• The task
Return the entries verbatim and drop every picture.

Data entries
────────────────────

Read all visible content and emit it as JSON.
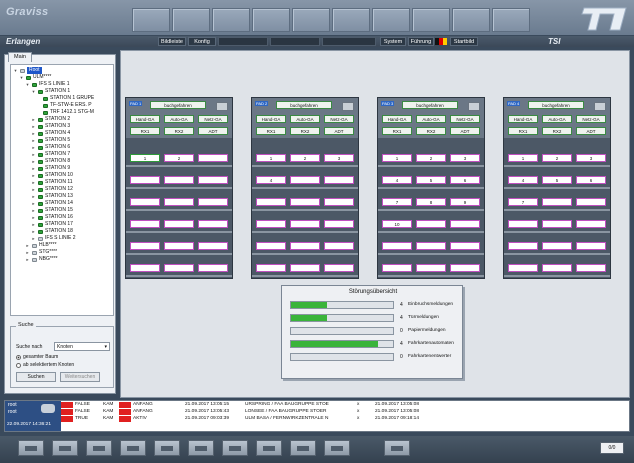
{
  "header": {
    "app_title": "Graviss",
    "location": "Erlangen",
    "brand": "TSI"
  },
  "nav": {
    "bildleiste": "Bildleiste",
    "konfig": "Konfig",
    "system": "System",
    "fuehrung": "Führung",
    "startbild": "Startbild"
  },
  "tabs": {
    "main": "Main"
  },
  "tree": {
    "root": "Root",
    "ulm": "ULM****",
    "ifs_linie_1": "IFS S LINIE 1",
    "station_1": "STATION 1",
    "station_1_grupe": "STATION 1 GRUPE",
    "tf_stw": "TF-STW-E ERS. P",
    "trf": "TRF 1412.1 STG-M",
    "stations": [
      "STATION 2",
      "STATION 3",
      "STATION 4",
      "STATION 5",
      "STATION 6",
      "STATION 7",
      "STATION 8",
      "STATION 9",
      "STATION 10",
      "STATION 11",
      "STATION 12",
      "STATION 13",
      "STATION 14",
      "STATION 15",
      "STATION 16",
      "STATION 17",
      "STATION 18"
    ],
    "ifs_linie_2": "IFS S LINIE 2",
    "hlb": "HLB****",
    "stg": "STG****",
    "nbg": "NBG****"
  },
  "search": {
    "title": "Suche",
    "label": "Suche nach",
    "selected": "Knoten",
    "radio_1": "gesamter Baum",
    "radio_2": "ab selektiertem Knoten",
    "btn_search": "Suchen",
    "btn_next": "Weitersuchen"
  },
  "racks": [
    {
      "hdr": "PAD 1",
      "title": "buchgefahren",
      "b1": "Hand-GA",
      "b2": "Auto-GA",
      "b3": "Netz-GA",
      "c1": "RX1",
      "c2": "RX2",
      "c3": "ADT",
      "slots": [
        [
          "1",
          "2",
          ""
        ],
        [
          "",
          "",
          ""
        ],
        [
          "",
          "",
          ""
        ],
        [
          "",
          "",
          ""
        ],
        [
          "",
          "",
          ""
        ],
        [
          "",
          "",
          ""
        ]
      ]
    },
    {
      "hdr": "PAD 2",
      "title": "buchgefahren",
      "b1": "Hand-GA",
      "b2": "Auto-GA",
      "b3": "Netz-GA",
      "c1": "RX1",
      "c2": "RX2",
      "c3": "ADT",
      "slots": [
        [
          "1",
          "2",
          "3"
        ],
        [
          "4",
          "",
          ""
        ],
        [
          "",
          "",
          ""
        ],
        [
          "",
          "",
          ""
        ],
        [
          "",
          "",
          ""
        ],
        [
          "",
          "",
          ""
        ]
      ]
    },
    {
      "hdr": "PAD 3",
      "title": "buchgefahren",
      "b1": "Hand-GA",
      "b2": "Auto-GA",
      "b3": "Netz-GA",
      "c1": "RX1",
      "c2": "RX2",
      "c3": "ADT",
      "slots": [
        [
          "1",
          "2",
          "3"
        ],
        [
          "4",
          "5",
          "6"
        ],
        [
          "7",
          "8",
          "9"
        ],
        [
          "10",
          "",
          ""
        ],
        [
          "",
          "",
          ""
        ],
        [
          "",
          "",
          ""
        ]
      ]
    },
    {
      "hdr": "PAD 4",
      "title": "buchgefahren",
      "b1": "Hand-GA",
      "b2": "Auto-GA",
      "b3": "Netz-GA",
      "c1": "RX1",
      "c2": "RX2",
      "c3": "ADT",
      "slots": [
        [
          "1",
          "2",
          "3"
        ],
        [
          "4",
          "5",
          "6"
        ],
        [
          "7",
          "",
          ""
        ],
        [
          "",
          "",
          ""
        ],
        [
          "",
          "",
          ""
        ],
        [
          "",
          "",
          ""
        ]
      ]
    }
  ],
  "summary": {
    "title": "Störungsübersicht",
    "rows": [
      {
        "value": "4",
        "label": "Einbruchsmeldungen",
        "fill": 0.35
      },
      {
        "value": "4",
        "label": "Türmeldungen",
        "fill": 0.35
      },
      {
        "value": "0",
        "label": "Papiermeldungen",
        "fill": 0
      },
      {
        "value": "4",
        "label": "Fahrkartenautomaten",
        "fill": 0.85
      },
      {
        "value": "0",
        "label": "Fahrkartenentwerter",
        "fill": 0
      }
    ]
  },
  "log": {
    "user": "root",
    "user2": "root",
    "datetime": "22.09.2017 14:36:21",
    "rows": [
      {
        "flag": "FALSE",
        "type": "KAM",
        "state": "ANFANG",
        "time": "21.09.2017 13:05:15",
        "text": "URSPRING / FAA BAUGRUPPE STOE",
        "x": "x",
        "time2": "21.09.2017 13:05:08"
      },
      {
        "flag": "FALSE",
        "type": "KAM",
        "state": "ANFANG",
        "time": "21.09.2017 13:05:43",
        "text": "LONSEE / FAA BAUGRUPPE STOER",
        "x": "x",
        "time2": "21.09.2017 13:05:08"
      },
      {
        "flag": "TRUE",
        "type": "KAM",
        "state": "AKTIV",
        "time": "21.09.2017 09:03:39",
        "text": "ULM BASA / FERNWIRKZENTRALE N",
        "x": "x",
        "time2": "21.09.2017 09:18:14"
      }
    ]
  },
  "taskbar": {
    "page": "0/0"
  },
  "colors": {
    "accent": "#2e67c4",
    "ok": "#3ab43a",
    "alarm": "#e02020",
    "slot_border": "#c050c0"
  }
}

────────────────────

• Task result
Read all visible content and emit it as JSON.
{
  "header": {
    "app_title": "Graviss",
    "location": "Erlangen",
    "brand": "TSI"
  },
  "nav": {
    "bildleiste": "Bildleiste",
    "konfig": "Konfig",
    "system": "System",
    "fuehrung": "Führung",
    "startbild": "Startbild"
  },
  "tabs": {
    "main": "Main"
  },
  "tree": {
    "root": "Root",
    "ulm": "ULM****",
    "ifs_linie_1": "IFS S LINIE 1",
    "station_1": "STATION 1",
    "station_1_grupe": "STATION 1 GRUPE",
    "tf_stw": "TF-STW-E ERS. P",
    "trf": "TRF 1412.1 STG-M",
    "stations": [
      "STATION 2",
      "STATION 3",
      "STATION 4",
      "STATION 5",
      "STATION 6",
      "STATION 7",
      "STATION 8",
      "STATION 9",
      "STATION 10",
      "STATION 11",
      "STATION 12",
      "STATION 13",
      "STATION 14",
      "STATION 15",
      "STATION 16",
      "STATION 17",
      "STATION 18"
    ],
    "ifs_linie_2": "IFS S LINIE 2",
    "hlb": "HLB****",
    "stg": "STG****",
    "nbg": "NBG****"
  },
  "search": {
    "title": "Suche",
    "label": "Suche nach",
    "selected": "Knoten",
    "radio_1": "gesamter Baum",
    "radio_2": "ab selektiertem Knoten",
    "btn_search": "Suchen",
    "btn_next": "Weitersuchen"
  },
  "racks": [
    {
      "hdr": "PAD 1",
      "title": "buchgefahren",
      "b1": "Hand-GA",
      "b2": "Auto-GA",
      "b3": "Netz-GA",
      "c1": "RX1",
      "c2": "RX2",
      "c3": "ADT",
      "slots": [
        [
          "1",
          "2",
          ""
        ],
        [
          "",
          "",
          ""
        ],
        [
          "",
          "",
          ""
        ],
        [
          "",
          "",
          ""
        ],
        [
          "",
          "",
          ""
        ],
        [
          "",
          "",
          ""
        ]
      ]
    },
    {
      "hdr": "PAD 2",
      "title": "buchgefahren",
      "b1": "Hand-GA",
      "b2": "Auto-GA",
      "b3": "Netz-GA",
      "c1": "RX1",
      "c2": "RX2",
      "c3": "ADT",
      "slots": [
        [
          "1",
          "2",
          "3"
        ],
        [
          "4",
          "",
          ""
        ],
        [
          "",
          "",
          ""
        ],
        [
          "",
          "",
          ""
        ],
        [
          "",
          "",
          ""
        ],
        [
          "",
          "",
          ""
        ]
      ]
    },
    {
      "hdr": "PAD 3",
      "title": "buchgefahren",
      "b1": "Hand-GA",
      "b2": "Auto-GA",
      "b3": "Netz-GA",
      "c1": "RX1",
      "c2": "RX2",
      "c3": "ADT",
      "slots": [
        [
          "1",
          "2",
          "3"
        ],
        [
          "4",
          "5",
          "6"
        ],
        [
          "7",
          "8",
          "9"
        ],
        [
          "10",
          "",
          ""
        ],
        [
          "",
          "",
          ""
        ],
        [
          "",
          "",
          ""
        ]
      ]
    },
    {
      "hdr": "PAD 4",
      "title": "buchgefahren",
      "b1": "Hand-GA",
      "b2": "Auto-GA",
      "b3": "Netz-GA",
      "c1": "RX1",
      "c2": "RX2",
      "c3": "ADT",
      "slots": [
        [
          "1",
          "2",
          "3"
        ],
        [
          "4",
          "5",
          "6"
        ],
        [
          "7",
          "",
          ""
        ],
        [
          "",
          "",
          ""
        ],
        [
          "",
          "",
          ""
        ],
        [
          "",
          "",
          ""
        ]
      ]
    }
  ],
  "summary": {
    "title": "Störungsübersicht",
    "rows": [
      {
        "value": "4",
        "label": "Einbruchsmeldungen",
        "fill": 0.35
      },
      {
        "value": "4",
        "label": "Türmeldungen",
        "fill": 0.35
      },
      {
        "value": "0",
        "label": "Papiermeldungen",
        "fill": 0
      },
      {
        "value": "4",
        "label": "Fahrkartenautomaten",
        "fill": 0.85
      },
      {
        "value": "0",
        "label": "Fahrkartenentwerter",
        "fill": 0
      }
    ]
  },
  "log": {
    "user": "root",
    "user2": "root",
    "datetime": "22.09.2017 14:36:21",
    "rows": [
      {
        "flag": "FALSE",
        "type": "KAM",
        "state": "ANFANG",
        "time": "21.09.2017 13:05:15",
        "text": "URSPRING / FAA BAUGRUPPE STOE",
        "x": "x",
        "time2": "21.09.2017 13:05:08"
      },
      {
        "flag": "FALSE",
        "type": "KAM",
        "state": "ANFANG",
        "time": "21.09.2017 13:05:43",
        "text": "LONSEE / FAA BAUGRUPPE STOER",
        "x": "x",
        "time2": "21.09.2017 13:05:08"
      },
      {
        "flag": "TRUE",
        "type": "KAM",
        "state": "AKTIV",
        "time": "21.09.2017 09:03:39",
        "text": "ULM BASA / FERNWIRKZENTRALE N",
        "x": "x",
        "time2": "21.09.2017 09:18:14"
      }
    ]
  },
  "taskbar": {
    "page": "0/0"
  },
  "colors": {
    "accent": "#2e67c4",
    "ok": "#3ab43a",
    "alarm": "#e02020",
    "slot_border": "#c050c0"
  }
}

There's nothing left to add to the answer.